**Problems to solve**
• a. In the clearing saw thread, why does Podaltura prefer the Husqvarna to the Stihl 550? Answer in one to three sentences.
• b. Please answer these questions about the clearing saw thread:
(i) Which two saws is BC_Logger considering?
(ii) How long does Frank Boyer's FS 550 run on a tank of fuel?
(iii) What is the displacement of Frank Boyer's Honda?
• c. Repeat the part of the clearing saw thread between "## Podaltura (Jul" and "Boyer (Jul 7, 2010)", inclusive.

**Passage**
# clearing saws



## BC_Logger (Jul 6, 2010)

just looking for some thoughts on a new clearing saw. 

Im looking at the stihl 550k and the husqvarna 355fx looking for opinions 

and yes defiantly need the power of either two


----------



## Podaltura (Jul 7, 2010)

Both are great, but the Husky is more modern. It weight one k. less than the 550, and have much less vibs. than the 550. In the other side, the 355 have more mechanical parts (Strato), and the filter needs oil after cleaning. The harness is much better in the Husky (I have both harness), it´s more comfortable. For me, the Husky is the best option now.


----------



## Frank Boyer (Jul 7, 2010)

I have a FS 550 and it really cuts the over 1" stuff. I get about 15-20 minutes from a tank of fuel. The 550 harness is very comfortable.

My 31 cc Honda goes 45 plus minutes on the same size tank, but really works for stuff over 3/4".


----------



## AZLOGGER (Jul 7, 2010)

BC_Logger said:


> just looking for some thoughts on a new clearing saw.

**Source data**
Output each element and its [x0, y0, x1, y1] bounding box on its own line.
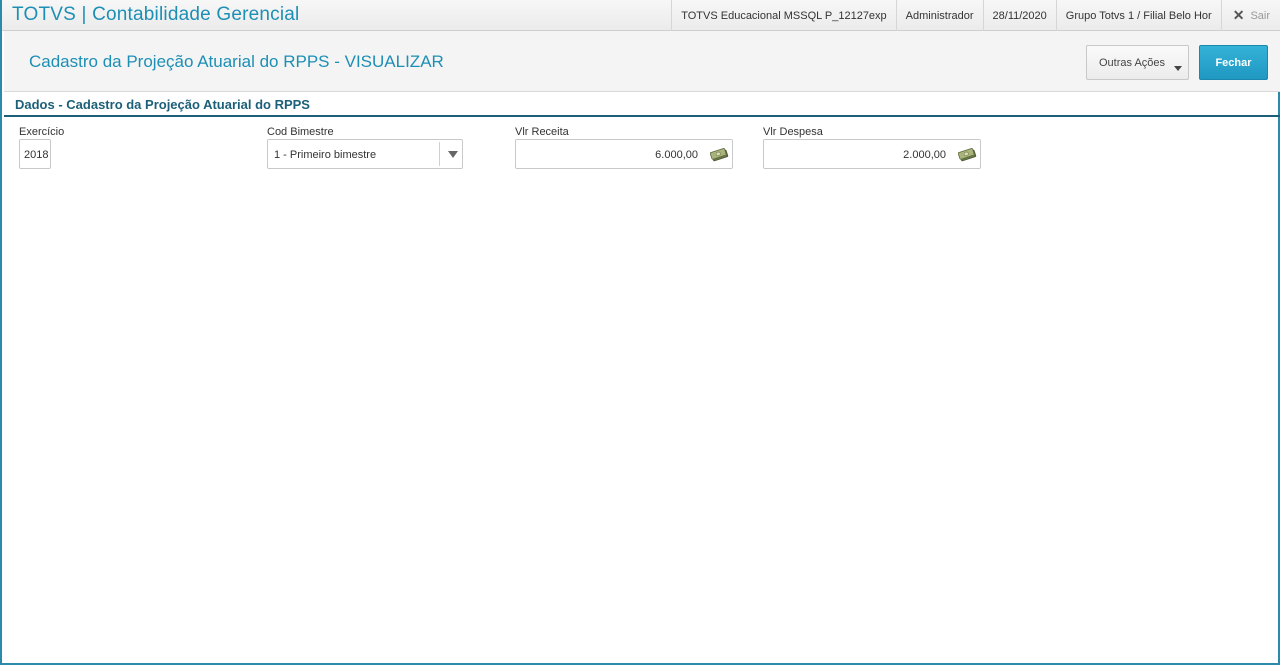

**The solutions**
• a. Podaltura says the Husqvarna is more modern, weighs one kilogram less than the 550, and has much less vibration. Podaltura also finds its harness much better and more comfortable, having used both harnesses.

• b.
(i) The Stihl 550k and the Husqvarna 355fx.
(ii) About 15 to 20 minutes.
(iii) 31 cc.

• c.
## Podaltura (Jul 7, 2010)

Both are great, but the Husky is more modern. It weight one k. less than the 550, and have much less vibs. than the 550. In the other side, the 355 have more mechanical parts (Strato), and the filter needs oil after cleaning. The harness is much better in the Husky (I have both harness), it´s more comfortable. For me, the Husky is the best option now.


----------



## Frank Boyer (Jul 7, 2010)